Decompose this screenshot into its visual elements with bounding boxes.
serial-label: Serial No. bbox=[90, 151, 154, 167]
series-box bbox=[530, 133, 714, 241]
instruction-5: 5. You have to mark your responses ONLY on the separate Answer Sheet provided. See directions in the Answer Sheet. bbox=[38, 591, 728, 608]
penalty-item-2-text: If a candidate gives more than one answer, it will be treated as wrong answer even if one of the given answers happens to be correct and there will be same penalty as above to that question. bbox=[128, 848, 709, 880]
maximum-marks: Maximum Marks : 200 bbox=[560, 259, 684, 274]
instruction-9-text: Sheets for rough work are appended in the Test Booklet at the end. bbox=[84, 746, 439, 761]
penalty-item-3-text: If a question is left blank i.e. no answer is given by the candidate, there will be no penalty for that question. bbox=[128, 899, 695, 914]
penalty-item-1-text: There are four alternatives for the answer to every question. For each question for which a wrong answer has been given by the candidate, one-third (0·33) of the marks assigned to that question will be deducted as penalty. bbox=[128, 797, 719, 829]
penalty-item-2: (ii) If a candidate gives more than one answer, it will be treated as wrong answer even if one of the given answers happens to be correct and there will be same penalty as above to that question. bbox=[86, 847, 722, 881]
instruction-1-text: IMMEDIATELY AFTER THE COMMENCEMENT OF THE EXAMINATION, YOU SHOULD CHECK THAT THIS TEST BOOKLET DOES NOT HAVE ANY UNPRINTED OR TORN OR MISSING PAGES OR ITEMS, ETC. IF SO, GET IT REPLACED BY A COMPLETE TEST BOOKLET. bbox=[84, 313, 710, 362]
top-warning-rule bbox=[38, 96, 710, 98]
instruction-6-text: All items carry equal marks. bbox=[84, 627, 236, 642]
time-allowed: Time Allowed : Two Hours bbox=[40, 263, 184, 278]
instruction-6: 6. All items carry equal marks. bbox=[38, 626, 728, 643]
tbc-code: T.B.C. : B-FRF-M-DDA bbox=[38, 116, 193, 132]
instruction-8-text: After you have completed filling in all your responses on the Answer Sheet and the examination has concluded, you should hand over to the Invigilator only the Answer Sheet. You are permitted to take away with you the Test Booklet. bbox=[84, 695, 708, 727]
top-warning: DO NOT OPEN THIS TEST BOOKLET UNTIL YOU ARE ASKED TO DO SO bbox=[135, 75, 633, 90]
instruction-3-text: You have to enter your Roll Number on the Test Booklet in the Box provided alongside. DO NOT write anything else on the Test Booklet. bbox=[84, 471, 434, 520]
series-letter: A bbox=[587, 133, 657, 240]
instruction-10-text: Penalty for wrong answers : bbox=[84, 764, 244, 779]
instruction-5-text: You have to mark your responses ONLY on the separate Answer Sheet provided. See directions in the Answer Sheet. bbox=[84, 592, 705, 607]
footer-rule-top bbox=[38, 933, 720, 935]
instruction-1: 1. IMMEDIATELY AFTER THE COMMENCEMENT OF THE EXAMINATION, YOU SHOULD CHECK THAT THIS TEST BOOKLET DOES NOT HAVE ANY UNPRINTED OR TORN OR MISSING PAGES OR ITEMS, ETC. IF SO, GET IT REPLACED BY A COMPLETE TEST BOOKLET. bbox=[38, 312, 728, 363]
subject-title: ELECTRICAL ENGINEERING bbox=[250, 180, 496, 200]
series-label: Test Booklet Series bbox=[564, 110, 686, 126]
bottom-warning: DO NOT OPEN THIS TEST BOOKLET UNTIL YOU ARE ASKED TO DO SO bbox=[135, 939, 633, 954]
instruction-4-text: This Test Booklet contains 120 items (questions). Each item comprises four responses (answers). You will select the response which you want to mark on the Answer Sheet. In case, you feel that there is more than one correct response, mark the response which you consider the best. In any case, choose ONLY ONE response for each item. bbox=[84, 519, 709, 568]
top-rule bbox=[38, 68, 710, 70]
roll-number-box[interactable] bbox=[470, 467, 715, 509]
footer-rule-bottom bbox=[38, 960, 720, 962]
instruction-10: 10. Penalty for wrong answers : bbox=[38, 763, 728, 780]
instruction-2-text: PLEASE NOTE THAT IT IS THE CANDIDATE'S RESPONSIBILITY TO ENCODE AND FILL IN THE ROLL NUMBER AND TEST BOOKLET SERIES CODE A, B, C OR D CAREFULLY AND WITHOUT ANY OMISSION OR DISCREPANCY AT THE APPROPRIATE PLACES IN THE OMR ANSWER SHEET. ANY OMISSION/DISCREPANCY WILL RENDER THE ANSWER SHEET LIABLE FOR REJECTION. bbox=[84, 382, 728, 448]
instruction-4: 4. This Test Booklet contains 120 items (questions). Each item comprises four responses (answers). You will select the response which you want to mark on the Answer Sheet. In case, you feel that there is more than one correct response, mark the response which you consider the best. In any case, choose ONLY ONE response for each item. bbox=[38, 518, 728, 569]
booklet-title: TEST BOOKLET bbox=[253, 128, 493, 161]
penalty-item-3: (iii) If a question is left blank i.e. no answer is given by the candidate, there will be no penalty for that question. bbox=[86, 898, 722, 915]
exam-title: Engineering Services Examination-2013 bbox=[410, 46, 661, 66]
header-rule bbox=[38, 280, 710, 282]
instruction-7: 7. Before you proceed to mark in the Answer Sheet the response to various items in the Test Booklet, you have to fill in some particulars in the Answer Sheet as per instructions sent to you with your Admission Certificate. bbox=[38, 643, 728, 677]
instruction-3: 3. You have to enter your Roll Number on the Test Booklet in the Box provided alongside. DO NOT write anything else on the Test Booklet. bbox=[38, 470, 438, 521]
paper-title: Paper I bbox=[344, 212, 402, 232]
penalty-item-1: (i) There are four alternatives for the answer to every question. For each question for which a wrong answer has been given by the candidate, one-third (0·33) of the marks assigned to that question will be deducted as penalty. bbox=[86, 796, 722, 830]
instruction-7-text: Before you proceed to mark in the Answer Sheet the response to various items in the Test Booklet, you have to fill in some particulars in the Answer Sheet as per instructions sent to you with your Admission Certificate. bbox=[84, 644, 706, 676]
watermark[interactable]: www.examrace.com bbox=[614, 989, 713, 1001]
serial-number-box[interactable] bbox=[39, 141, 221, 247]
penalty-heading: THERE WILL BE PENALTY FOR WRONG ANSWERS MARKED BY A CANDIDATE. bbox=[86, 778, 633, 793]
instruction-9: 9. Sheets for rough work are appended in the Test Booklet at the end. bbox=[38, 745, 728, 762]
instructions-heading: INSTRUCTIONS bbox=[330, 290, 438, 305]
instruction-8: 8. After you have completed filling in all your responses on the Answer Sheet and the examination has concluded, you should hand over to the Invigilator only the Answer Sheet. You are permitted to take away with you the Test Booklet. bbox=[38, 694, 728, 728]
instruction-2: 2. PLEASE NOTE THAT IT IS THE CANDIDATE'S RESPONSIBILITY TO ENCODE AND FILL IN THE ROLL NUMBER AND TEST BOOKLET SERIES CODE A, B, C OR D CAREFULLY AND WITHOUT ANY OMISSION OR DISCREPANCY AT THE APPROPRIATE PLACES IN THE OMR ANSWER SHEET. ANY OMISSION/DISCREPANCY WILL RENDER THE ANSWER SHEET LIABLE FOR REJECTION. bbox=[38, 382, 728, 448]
####
Recast every line of the listing above as a Markdown table with two columns, No. for the row number and Entry for the line itself, and leave out any blank lines.

| No. | Entry |
|---|---|
| 1 | Decompose this screenshot into its visual elements with bounding boxes. |
| 2 | serial-label: Serial No. bbox=[90, 151, 154, 167] |
| 3 | series-box bbox=[530, 133, 714, 241] |
| 4 | instruction-5: 5. You have to mark your responses ONLY on the separate Answer Sheet provided. See directions in the Answer Sheet. bbox=[38, 591, 728, 608] |
| 5 | penalty-item-2-text: If a candidate gives more than one answer, it will be treated as wrong answer even if one of the given answers happens to be correct and there will be same penalty as above to that question. bbox=[128, 848, 709, 880] |
| 6 | maximum-marks: Maximum Marks : 200 bbox=[560, 259, 684, 274] |
| 7 | instruction-9-text: Sheets for rough work are appended in the Test Booklet at the end. bbox=[84, 746, 439, 761] |
| 8 | penalty-item-3-text: If a question is left blank i.e. no answer is given by the candidate, there will be no penalty for that question. bbox=[128, 899, 695, 914] |
| 9 | penalty-item-1-text: There are four alternatives for the answer to every question. For each question for which a wrong answer has been given by the candidate, one-third (0·33) of the marks assigned to that question will be deducted as penalty. bbox=[128, 797, 719, 829] |
| 10 | penalty-item-2: (ii) If a candidate gives more than one answer, it will be treated as wrong answer even if one of the given answers happens to be correct and there will be same penalty as above to that question. bbox=[86, 847, 722, 881] |
| 11 | instruction-1-text: IMMEDIATELY AFTER THE COMMENCEMENT OF THE EXAMINATION, YOU SHOULD CHECK THAT THIS TEST BOOKLET DOES NOT HAVE ANY UNPRINTED OR TORN OR MISSING PAGES OR ITEMS, ETC. IF SO, GET IT REPLACED BY A COMPLETE TEST BOOKLET. bbox=[84, 313, 710, 362] |
| 12 | top-warning-rule bbox=[38, 96, 710, 98] |
| 13 | instruction-6-text: All items carry equal marks. bbox=[84, 627, 236, 642] |
| 14 | time-allowed: Time Allowed : Two Hours bbox=[40, 263, 184, 278] |
| 15 | instruction-6: 6. All items carry equal marks. bbox=[38, 626, 728, 643] |
| 16 | tbc-code: T.B.C. : B-FRF-M-DDA bbox=[38, 116, 193, 132] |
| 17 | instruction-8-text: After you have completed filling in all your responses on the Answer Sheet and the examination has concluded, you should hand over to the Invigilator only the Answer Sheet. You are permitted to take away with you the Test Booklet. bbox=[84, 695, 708, 727] |
| 18 | top-warning: DO NOT OPEN THIS TEST BOOKLET UNTIL YOU ARE ASKED TO DO SO bbox=[135, 75, 633, 90] |
| 19 | instruction-3-text: You have to enter your Roll Number on the Test Booklet in the Box provided alongside. DO NOT write anything else on the Test Booklet. bbox=[84, 471, 434, 520] |
| 20 | series-letter: A bbox=[587, 133, 657, 240] |
| 21 | instruction-10-text: Penalty for wrong answers : bbox=[84, 764, 244, 779] |
| 22 | instruction-5-text: You have to mark your responses ONLY on the separate Answer Sheet provided. See directions in the Answer Sheet. bbox=[84, 592, 705, 607] |
| 23 | footer-rule-top bbox=[38, 933, 720, 935] |
| 24 | instruction-1: 1. IMMEDIATELY AFTER THE COMMENCEMENT OF THE EXAMINATION, YOU SHOULD CHECK THAT THIS TEST BOOKLET DOES NOT HAVE ANY UNPRINTED OR TORN OR MISSING PAGES OR ITEMS, ETC. IF SO, GET IT REPLACED BY A COMPLETE TEST BOOKLET. bbox=[38, 312, 728, 363] |
| 25 | subject-title: ELECTRICAL ENGINEERING bbox=[250, 180, 496, 200] |
| 26 | series-label: Test Booklet Series bbox=[564, 110, 686, 126] |
| 27 | bottom-warning: DO NOT OPEN THIS TEST BOOKLET UNTIL YOU ARE ASKED TO DO SO bbox=[135, 939, 633, 954] |
| 28 | instruction-4-text: This Test Booklet contains 120 items (questions). Each item comprises four responses (answers). You will select the response which you want to mark on the Answer Sheet. In case, you feel that there is more than one correct response, mark the response which you consider the best. In any case, choose ONLY ONE response for each item. bbox=[84, 519, 709, 568] |
| 29 | top-rule bbox=[38, 68, 710, 70] |
| 30 | roll-number-box[interactable] bbox=[470, 467, 715, 509] |
| 31 | footer-rule-bottom bbox=[38, 960, 720, 962] |
| 32 | instruction-10: 10. Penalty for wrong answers : bbox=[38, 763, 728, 780] |
| 33 | instruction-2-text: PLEASE NOTE THAT IT IS THE CANDIDATE'S RESPONSIBILITY TO ENCODE AND FILL IN THE ROLL NUMBER AND TEST BOOKLET SERIES CODE A, B, C OR D CAREFULLY AND WITHOUT ANY OMISSION OR DISCREPANCY AT THE APPROPRIATE PLACES IN THE OMR ANSWER SHEET. ANY OMISSION/DISCREPANCY WILL RENDER THE ANSWER SHEET LIABLE FOR REJECTION. bbox=[84, 382, 728, 448] |
| 34 | instruction-4: 4. This Test Booklet contains 120 items (questions). Each item comprises four responses (answers). You will select the response which you want to mark on the Answer Sheet. In case, you feel that there is more than one correct response, mark the response which you consider the best. In any case, choose ONLY ONE response for each item. bbox=[38, 518, 728, 569] |
| 35 | booklet-title: TEST BOOKLET bbox=[253, 128, 493, 161] |
| 36 | penalty-item-3: (iii) If a question is left blank i.e. no answer is given by the candidate, there will be no penalty for that question. bbox=[86, 898, 722, 915] |
| 37 | exam-title: Engineering Services Examination-2013 bbox=[410, 46, 661, 66] |
| 38 | header-rule bbox=[38, 280, 710, 282] |
| 39 | instruction-7: 7. Before you proceed to mark in the Answer Sheet the response to various items in the Test Booklet, you have to fill in some particulars in the Answer Sheet as per instructions sent to you with your Admission Certificate. bbox=[38, 643, 728, 677] |
| 40 | instruction-3: 3. You have to enter your Roll Number on the Test Booklet in the Box provided alongside. DO NOT write anything else on the Test Booklet. bbox=[38, 470, 438, 521] |
| 41 | paper-title: Paper I bbox=[344, 212, 402, 232] |
| 42 | penalty-item-1: (i) There are four alternatives for the answer to every question. For each question for which a wrong answer has been given by the candidate, one-third (0·33) of the marks assigned to that question will be deducted as penalty. bbox=[86, 796, 722, 830] |
| 43 | instruction-7-text: Before you proceed to mark in the Answer Sheet the response to various items in the Test Booklet, you have to fill in some particulars in the Answer Sheet as per instructions sent to you with your Admission Certificate. bbox=[84, 644, 706, 676] |
| 44 | watermark[interactable]: www.examrace.com bbox=[614, 989, 713, 1001] |
| 45 | serial-number-box[interactable] bbox=[39, 141, 221, 247] |
| 46 | penalty-heading: THERE WILL BE PENALTY FOR WRONG ANSWERS MARKED BY A CANDIDATE. bbox=[86, 778, 633, 793] |
| 47 | instruction-9: 9. Sheets for rough work are appended in the Test Booklet at the end. bbox=[38, 745, 728, 762] |
| 48 | instructions-heading: INSTRUCTIONS bbox=[330, 290, 438, 305] |
| 49 | instruction-8: 8. After you have completed filling in all your responses on the Answer Sheet and the examination has concluded, you should hand over to the Invigilator only the Answer Sheet. You are permitted to take away with you the Test Booklet. bbox=[38, 694, 728, 728] |
| 50 | instruction-2: 2. PLEASE NOTE THAT IT IS THE CANDIDATE'S RESPONSIBILITY TO ENCODE AND FILL IN THE ROLL NUMBER AND TEST BOOKLET SERIES CODE A, B, C OR D CAREFULLY AND WITHOUT ANY OMISSION OR DISCREPANCY AT THE APPROPRIATE PLACES IN THE OMR ANSWER SHEET. ANY OMISSION/DISCREPANCY WILL RENDER THE ANSWER SHEET LIABLE FOR REJECTION. bbox=[38, 382, 728, 448] |